_Work to be completed_
Print the entries below word for word; the pictures stay out of your copy.

_Recorded information_
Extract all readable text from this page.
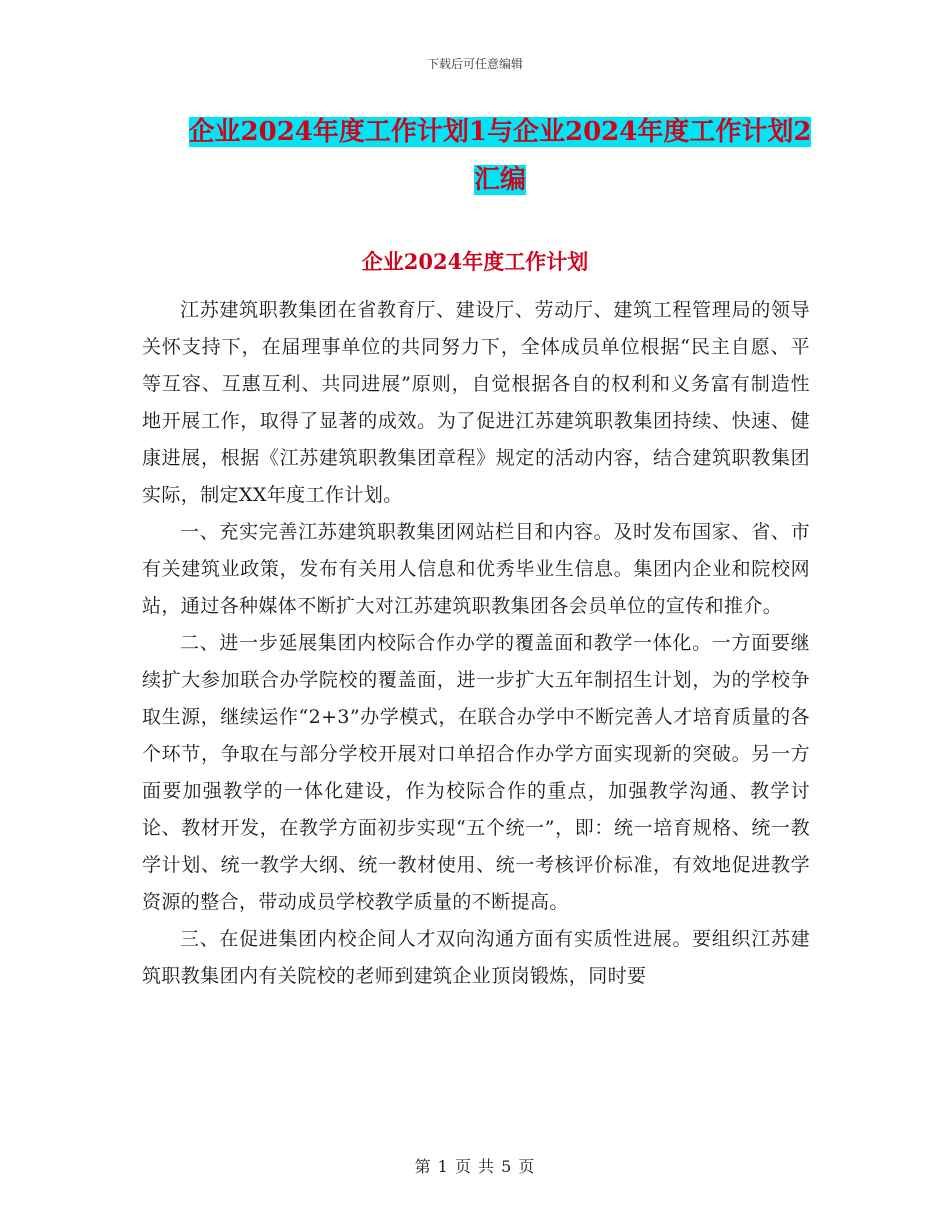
下载后可任意编辑
企业2024年度工作计划1与企业2024年度工作计划2汇编
企业2024年度工作计划

江苏建筑职教集团在省教育厅、建设厅、劳动厅、建筑工程管理局的领导关怀支持下，在届理事单位的共同努力下，全体成员单位根据“民主自愿、平等互容、互惠互利、共同进展”原则，自觉根据各自的权利和义务富有制造性地开展工作，取得了显著的成效。为了促进江苏建筑职教集团持续、快速、健康进展，根据《江苏建筑职教集团章程》规定的活动内容，结合建筑职教集团实际，制定XX年度工作计划。

一、充实完善江苏建筑职教集团网站栏目和内容。及时发布国家、省、市有关建筑业政策，发布有关用人信息和优秀毕业生信息。集团内企业和院校网站，通过各种媒体不断扩大对江苏建筑职教集团各会员单位的宣传和推介。

二、进一步延展集团内校际合作办学的覆盖面和教学一体化。一方面要继续扩大参加联合办学院校的覆盖面，进一步扩大五年制招生计划，为的学校争取生源，继续运作“2+3”办学模式，在联合办学中不断完善人才培育质量的各个环节，争取在与部分学校开展对口单招合作办学方面实现新的突破。另一方面要加强教学的一体化建设，作为校际合作的重点，加强教学沟通、教学讨论、教材开发，在教学方面初步实现“五个统一”，即：统一培育规格、统一教学计划、统一教学大纲、统一教材使用、统一考核评价标准，有效地促进教学资源的整合，带动成员学校教学质量的不断提高。

三、在促进集团内校企间人才双向沟通方面有实质性进展。要组织江苏建筑职教集团内有关院校的老师到建筑企业顶岗锻炼，同时要

第 1 页 共 5 页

_Response_
Extract all readable text from this page.
下载后可任意编辑
企业2024年度工作计划1与企业2024年度工作计划2汇编
企业2024年度工作计划

江苏建筑职教集团在省教育厅、建设厅、劳动厅、建筑工程管理局的领导关怀支持下，在届理事单位的共同努力下，全体成员单位根据“民主自愿、平等互容、互惠互利、共同进展”原则，自觉根据各自的权利和义务富有制造性地开展工作，取得了显著的成效。为了促进江苏建筑职教集团持续、快速、健康进展，根据《江苏建筑职教集团章程》规定的活动内容，结合建筑职教集团实际，制定XX年度工作计划。

一、充实完善江苏建筑职教集团网站栏目和内容。及时发布国家、省、市有关建筑业政策，发布有关用人信息和优秀毕业生信息。集团内企业和院校网站，通过各种媒体不断扩大对江苏建筑职教集团各会员单位的宣传和推介。

二、进一步延展集团内校际合作办学的覆盖面和教学一体化。一方面要继续扩大参加联合办学院校的覆盖面，进一步扩大五年制招生计划，为的学校争取生源，继续运作“2+3”办学模式，在联合办学中不断完善人才培育质量的各个环节，争取在与部分学校开展对口单招合作办学方面实现新的突破。另一方面要加强教学的一体化建设，作为校际合作的重点，加强教学沟通、教学讨论、教材开发，在教学方面初步实现“五个统一”，即：统一培育规格、统一教学计划、统一教学大纲、统一教材使用、统一考核评价标准，有效地促进教学资源的整合，带动成员学校教学质量的不断提高。

三、在促进集团内校企间人才双向沟通方面有实质性进展。要组织江苏建筑职教集团内有关院校的老师到建筑企业顶岗锻炼，同时要

第 1 页 共 5 页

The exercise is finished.